» Dataset extract:
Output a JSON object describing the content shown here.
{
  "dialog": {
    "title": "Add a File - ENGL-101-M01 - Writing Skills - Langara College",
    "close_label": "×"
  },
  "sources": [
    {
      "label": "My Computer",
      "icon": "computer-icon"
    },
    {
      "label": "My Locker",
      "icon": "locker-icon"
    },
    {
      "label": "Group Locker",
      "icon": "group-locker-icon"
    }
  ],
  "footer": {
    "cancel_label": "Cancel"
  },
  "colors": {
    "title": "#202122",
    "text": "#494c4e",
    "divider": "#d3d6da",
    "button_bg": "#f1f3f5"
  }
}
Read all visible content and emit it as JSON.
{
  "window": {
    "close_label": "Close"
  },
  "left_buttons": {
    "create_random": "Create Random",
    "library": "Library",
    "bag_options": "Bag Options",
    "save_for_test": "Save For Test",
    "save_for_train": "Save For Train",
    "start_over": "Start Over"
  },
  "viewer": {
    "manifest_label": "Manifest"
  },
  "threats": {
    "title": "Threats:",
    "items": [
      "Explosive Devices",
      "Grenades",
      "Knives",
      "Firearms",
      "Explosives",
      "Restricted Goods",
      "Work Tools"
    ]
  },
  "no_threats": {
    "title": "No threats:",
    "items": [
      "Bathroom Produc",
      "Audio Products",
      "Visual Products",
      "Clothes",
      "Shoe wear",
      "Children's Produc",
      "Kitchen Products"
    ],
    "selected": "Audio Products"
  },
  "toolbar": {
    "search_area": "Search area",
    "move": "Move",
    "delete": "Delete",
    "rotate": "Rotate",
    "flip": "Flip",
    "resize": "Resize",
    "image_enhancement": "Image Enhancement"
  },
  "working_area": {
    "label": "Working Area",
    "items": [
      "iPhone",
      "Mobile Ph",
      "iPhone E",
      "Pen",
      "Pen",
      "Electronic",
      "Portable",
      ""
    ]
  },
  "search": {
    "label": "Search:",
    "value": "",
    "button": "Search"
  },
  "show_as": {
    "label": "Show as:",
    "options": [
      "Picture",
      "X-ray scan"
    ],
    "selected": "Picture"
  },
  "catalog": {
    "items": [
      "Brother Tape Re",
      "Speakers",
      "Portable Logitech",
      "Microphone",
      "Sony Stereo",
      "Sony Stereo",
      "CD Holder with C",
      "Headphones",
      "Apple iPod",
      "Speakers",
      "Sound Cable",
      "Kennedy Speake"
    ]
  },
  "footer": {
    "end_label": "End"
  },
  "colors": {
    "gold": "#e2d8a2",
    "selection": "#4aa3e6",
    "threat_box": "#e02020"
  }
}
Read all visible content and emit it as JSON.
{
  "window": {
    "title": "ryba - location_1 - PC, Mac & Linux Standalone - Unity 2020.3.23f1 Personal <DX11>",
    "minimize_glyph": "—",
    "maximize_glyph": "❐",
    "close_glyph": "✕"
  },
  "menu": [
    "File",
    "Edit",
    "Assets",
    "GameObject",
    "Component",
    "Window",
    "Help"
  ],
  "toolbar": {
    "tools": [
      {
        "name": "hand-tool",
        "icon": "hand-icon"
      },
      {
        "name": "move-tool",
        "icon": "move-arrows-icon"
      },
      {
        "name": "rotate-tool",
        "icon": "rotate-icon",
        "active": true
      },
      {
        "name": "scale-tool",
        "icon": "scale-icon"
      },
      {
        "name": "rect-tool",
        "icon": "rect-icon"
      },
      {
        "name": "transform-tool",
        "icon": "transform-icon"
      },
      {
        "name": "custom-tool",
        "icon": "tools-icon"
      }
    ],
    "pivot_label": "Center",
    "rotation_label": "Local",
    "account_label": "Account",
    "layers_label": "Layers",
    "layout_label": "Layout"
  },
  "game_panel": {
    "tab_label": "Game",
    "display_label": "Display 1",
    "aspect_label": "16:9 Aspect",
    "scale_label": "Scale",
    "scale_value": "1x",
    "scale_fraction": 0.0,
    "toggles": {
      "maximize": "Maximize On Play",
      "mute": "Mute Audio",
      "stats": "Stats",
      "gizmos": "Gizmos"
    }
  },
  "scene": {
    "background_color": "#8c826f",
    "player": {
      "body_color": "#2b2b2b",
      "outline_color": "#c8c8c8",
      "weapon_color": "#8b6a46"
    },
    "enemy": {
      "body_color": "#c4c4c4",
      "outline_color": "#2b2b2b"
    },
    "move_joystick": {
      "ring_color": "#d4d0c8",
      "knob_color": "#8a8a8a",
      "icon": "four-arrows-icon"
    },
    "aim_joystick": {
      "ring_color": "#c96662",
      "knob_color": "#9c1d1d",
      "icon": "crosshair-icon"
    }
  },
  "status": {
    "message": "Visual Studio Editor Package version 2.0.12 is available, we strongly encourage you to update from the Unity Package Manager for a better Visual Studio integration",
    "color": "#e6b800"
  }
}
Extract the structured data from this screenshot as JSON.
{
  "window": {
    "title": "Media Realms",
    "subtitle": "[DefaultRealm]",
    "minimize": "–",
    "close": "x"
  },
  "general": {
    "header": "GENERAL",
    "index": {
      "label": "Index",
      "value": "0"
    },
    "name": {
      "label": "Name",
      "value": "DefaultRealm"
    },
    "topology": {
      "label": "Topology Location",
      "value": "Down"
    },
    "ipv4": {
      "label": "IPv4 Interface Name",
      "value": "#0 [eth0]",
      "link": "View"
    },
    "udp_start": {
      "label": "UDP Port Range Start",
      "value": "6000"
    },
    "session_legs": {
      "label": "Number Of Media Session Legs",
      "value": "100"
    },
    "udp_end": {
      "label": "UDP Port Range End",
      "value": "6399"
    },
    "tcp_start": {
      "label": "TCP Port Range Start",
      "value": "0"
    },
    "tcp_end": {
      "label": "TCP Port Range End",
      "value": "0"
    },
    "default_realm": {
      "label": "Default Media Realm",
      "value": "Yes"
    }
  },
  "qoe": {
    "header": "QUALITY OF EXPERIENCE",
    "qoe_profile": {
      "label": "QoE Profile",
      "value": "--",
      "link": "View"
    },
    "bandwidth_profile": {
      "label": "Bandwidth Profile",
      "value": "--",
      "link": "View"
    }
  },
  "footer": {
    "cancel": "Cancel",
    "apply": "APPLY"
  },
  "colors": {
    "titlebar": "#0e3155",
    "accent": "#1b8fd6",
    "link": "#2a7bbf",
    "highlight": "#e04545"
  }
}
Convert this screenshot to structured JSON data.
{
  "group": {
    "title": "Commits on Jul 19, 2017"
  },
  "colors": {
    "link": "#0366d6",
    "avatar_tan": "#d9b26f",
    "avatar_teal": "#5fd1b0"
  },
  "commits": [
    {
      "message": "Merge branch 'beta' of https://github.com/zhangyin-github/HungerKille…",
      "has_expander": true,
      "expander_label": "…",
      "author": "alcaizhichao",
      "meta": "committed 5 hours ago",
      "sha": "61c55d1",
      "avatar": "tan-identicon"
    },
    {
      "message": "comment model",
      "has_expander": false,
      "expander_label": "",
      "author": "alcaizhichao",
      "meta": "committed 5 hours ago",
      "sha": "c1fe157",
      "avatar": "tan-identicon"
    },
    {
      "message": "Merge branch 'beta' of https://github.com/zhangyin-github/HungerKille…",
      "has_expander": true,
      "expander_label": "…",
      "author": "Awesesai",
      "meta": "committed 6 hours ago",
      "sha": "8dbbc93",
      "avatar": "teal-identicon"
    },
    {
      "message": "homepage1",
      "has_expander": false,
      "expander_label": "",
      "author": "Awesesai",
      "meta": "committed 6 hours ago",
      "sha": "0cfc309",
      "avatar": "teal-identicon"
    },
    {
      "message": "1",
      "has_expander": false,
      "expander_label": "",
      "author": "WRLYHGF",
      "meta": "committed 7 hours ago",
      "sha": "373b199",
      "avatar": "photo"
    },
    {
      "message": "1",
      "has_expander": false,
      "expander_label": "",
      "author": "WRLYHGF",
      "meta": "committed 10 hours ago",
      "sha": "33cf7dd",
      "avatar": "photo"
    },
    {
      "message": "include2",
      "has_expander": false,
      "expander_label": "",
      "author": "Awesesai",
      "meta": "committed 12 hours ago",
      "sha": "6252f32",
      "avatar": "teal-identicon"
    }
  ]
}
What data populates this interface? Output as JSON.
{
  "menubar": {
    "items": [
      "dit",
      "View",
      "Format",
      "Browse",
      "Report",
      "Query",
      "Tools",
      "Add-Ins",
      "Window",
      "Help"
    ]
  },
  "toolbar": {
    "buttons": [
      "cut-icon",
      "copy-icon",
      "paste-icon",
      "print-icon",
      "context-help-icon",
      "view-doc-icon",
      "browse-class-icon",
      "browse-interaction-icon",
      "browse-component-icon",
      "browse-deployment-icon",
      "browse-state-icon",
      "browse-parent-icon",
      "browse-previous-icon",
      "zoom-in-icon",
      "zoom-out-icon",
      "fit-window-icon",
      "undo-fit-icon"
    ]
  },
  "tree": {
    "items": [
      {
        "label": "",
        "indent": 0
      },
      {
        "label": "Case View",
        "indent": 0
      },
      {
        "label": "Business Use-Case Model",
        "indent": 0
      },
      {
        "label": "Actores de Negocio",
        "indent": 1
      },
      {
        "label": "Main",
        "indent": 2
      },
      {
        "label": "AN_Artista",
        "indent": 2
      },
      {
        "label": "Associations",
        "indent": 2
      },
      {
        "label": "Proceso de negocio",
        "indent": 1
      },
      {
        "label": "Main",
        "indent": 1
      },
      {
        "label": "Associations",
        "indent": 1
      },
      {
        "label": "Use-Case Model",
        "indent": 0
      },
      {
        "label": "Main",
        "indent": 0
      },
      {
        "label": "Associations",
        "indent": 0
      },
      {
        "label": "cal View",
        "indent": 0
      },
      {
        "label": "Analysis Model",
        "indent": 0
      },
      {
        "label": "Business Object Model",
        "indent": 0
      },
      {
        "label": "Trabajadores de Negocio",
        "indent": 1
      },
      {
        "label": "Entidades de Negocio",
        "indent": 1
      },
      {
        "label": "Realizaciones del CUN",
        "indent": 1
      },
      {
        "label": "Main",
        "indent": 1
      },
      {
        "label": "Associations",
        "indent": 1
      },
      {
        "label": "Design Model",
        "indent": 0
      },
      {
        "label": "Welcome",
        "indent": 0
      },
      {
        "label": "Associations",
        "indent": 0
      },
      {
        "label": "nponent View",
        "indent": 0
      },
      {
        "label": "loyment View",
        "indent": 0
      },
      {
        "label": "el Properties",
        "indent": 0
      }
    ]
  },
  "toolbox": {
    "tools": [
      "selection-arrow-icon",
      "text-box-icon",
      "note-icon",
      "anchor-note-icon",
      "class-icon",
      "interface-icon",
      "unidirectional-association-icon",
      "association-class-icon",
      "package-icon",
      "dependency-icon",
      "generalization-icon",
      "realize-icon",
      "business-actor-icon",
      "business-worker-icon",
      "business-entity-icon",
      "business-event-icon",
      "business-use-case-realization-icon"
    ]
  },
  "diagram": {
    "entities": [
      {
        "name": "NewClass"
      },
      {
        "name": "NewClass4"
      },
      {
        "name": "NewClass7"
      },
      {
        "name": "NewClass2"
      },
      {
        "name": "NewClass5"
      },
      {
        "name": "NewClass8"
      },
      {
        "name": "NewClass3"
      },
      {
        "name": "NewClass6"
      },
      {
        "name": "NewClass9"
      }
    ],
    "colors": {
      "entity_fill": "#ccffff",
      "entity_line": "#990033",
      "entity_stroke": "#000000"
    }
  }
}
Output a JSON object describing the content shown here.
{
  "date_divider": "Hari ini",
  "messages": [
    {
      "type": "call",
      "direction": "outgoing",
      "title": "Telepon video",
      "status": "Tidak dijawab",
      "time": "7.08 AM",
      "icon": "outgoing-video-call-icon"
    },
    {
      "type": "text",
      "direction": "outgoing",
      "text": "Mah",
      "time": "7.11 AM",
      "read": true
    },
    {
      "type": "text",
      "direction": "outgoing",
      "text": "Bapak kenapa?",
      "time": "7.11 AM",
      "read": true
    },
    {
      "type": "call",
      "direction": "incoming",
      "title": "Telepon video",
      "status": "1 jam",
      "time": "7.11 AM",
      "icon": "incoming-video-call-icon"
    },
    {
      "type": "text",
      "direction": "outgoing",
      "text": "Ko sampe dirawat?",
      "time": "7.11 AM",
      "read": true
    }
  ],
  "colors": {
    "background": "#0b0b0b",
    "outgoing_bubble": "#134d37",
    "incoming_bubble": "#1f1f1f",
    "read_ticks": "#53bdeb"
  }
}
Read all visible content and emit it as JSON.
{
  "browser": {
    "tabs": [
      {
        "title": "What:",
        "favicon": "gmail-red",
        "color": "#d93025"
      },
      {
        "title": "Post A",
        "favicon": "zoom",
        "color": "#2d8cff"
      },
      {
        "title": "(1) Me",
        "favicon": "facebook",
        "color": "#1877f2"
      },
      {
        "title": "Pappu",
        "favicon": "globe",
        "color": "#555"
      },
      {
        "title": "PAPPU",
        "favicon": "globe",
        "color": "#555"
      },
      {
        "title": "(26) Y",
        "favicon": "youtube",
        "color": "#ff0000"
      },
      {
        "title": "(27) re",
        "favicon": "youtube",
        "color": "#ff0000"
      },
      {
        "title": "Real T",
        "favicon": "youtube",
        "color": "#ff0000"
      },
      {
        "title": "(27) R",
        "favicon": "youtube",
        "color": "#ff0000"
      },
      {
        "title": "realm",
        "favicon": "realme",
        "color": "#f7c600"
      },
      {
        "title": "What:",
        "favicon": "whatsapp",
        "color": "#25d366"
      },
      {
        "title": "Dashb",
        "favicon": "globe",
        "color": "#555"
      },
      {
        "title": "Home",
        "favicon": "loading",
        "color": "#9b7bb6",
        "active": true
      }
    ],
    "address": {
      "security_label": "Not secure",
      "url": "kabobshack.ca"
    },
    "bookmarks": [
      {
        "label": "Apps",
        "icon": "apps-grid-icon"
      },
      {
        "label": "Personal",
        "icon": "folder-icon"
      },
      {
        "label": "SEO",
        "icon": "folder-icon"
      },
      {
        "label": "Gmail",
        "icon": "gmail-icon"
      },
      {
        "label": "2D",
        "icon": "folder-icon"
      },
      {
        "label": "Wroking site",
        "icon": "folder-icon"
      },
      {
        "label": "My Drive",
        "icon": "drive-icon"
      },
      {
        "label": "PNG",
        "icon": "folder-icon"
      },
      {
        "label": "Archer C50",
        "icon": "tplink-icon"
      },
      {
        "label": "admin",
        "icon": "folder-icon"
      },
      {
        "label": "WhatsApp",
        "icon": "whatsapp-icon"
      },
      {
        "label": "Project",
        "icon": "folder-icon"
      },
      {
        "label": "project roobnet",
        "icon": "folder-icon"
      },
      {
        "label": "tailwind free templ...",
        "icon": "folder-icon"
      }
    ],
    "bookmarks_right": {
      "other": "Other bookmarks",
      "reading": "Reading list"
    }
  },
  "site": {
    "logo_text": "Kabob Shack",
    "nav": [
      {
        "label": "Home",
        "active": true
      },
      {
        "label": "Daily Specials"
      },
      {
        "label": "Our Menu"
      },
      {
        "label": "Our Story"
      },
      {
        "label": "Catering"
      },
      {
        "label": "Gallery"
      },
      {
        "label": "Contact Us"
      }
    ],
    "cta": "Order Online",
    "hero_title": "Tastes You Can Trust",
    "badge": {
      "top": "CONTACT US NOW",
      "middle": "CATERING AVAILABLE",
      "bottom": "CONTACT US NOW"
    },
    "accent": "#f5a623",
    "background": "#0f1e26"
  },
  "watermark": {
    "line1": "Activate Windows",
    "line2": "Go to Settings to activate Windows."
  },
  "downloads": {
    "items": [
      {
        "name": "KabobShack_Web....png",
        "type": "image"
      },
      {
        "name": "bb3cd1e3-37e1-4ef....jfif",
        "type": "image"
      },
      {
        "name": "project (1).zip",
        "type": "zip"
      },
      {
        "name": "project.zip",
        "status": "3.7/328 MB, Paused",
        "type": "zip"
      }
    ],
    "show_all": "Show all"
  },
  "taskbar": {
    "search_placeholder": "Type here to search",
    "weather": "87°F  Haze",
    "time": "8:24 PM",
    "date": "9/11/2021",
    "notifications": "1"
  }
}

» Problem description: Pick every line with "meta" in it and copy it.

» The output:
      "meta": "committed 5 hours ago",
      "meta": "committed 5 hours ago",
      "meta": "committed 6 hours ago",
      "meta": "committed 6 hours ago",
      "meta": "committed 7 hours ago",
      "meta": "committed 10 hours ago",
      "meta": "committed 12 hours ago",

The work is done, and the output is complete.